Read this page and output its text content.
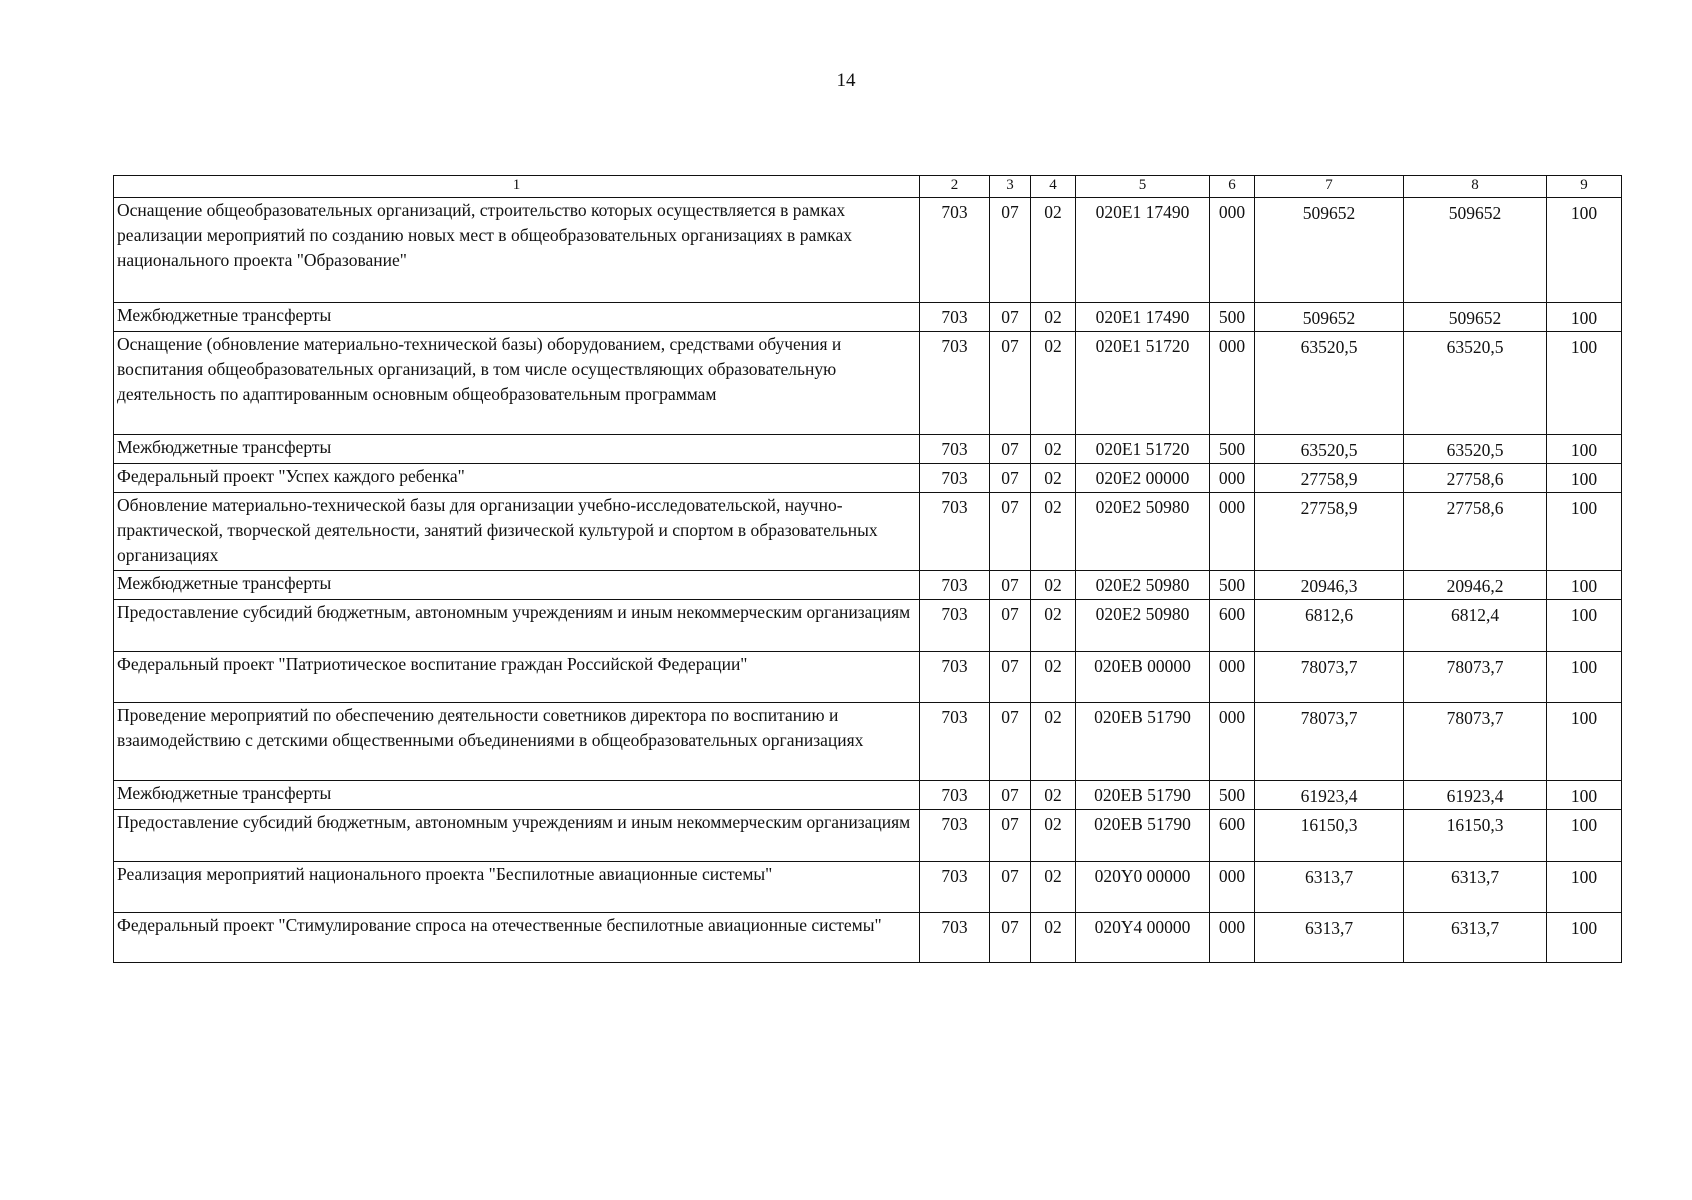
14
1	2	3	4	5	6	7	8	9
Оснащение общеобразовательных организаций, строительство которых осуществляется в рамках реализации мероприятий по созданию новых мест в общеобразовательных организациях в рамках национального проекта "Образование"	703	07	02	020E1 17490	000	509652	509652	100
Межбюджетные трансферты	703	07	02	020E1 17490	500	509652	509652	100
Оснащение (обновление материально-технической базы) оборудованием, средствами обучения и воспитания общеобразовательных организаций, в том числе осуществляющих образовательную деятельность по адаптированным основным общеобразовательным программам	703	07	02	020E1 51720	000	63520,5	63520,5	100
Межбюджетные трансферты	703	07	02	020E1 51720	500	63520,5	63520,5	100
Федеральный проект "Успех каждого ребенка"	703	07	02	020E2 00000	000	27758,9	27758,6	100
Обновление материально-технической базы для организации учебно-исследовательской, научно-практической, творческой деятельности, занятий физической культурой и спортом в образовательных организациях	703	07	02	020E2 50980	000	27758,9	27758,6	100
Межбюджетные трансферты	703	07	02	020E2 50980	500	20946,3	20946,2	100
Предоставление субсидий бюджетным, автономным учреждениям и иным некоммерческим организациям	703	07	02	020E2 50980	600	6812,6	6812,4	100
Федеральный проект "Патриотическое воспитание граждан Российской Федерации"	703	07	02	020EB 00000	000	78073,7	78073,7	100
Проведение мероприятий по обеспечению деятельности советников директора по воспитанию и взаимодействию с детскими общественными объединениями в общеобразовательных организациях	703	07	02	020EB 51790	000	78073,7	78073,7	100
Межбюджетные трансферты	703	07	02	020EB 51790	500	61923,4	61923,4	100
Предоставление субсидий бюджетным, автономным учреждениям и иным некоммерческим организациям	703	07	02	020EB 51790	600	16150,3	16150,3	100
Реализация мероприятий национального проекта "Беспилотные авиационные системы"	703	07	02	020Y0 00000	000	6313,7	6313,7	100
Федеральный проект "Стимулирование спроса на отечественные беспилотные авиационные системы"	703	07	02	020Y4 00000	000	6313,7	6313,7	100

Work instructions
Check each line of the records for "трансферты" and copy the ones that contain it.

Full answer
Межбюджетные трансферты	703	07	02	020E1 17490	500	509652	509652	100
Межбюджетные трансферты	703	07	02	020E1 51720	500	63520,5	63520,5	100
Межбюджетные трансферты	703	07	02	020E2 50980	500	20946,3	20946,2	100
Межбюджетные трансферты	703	07	02	020EB 51790	500	61923,4	61923,4	100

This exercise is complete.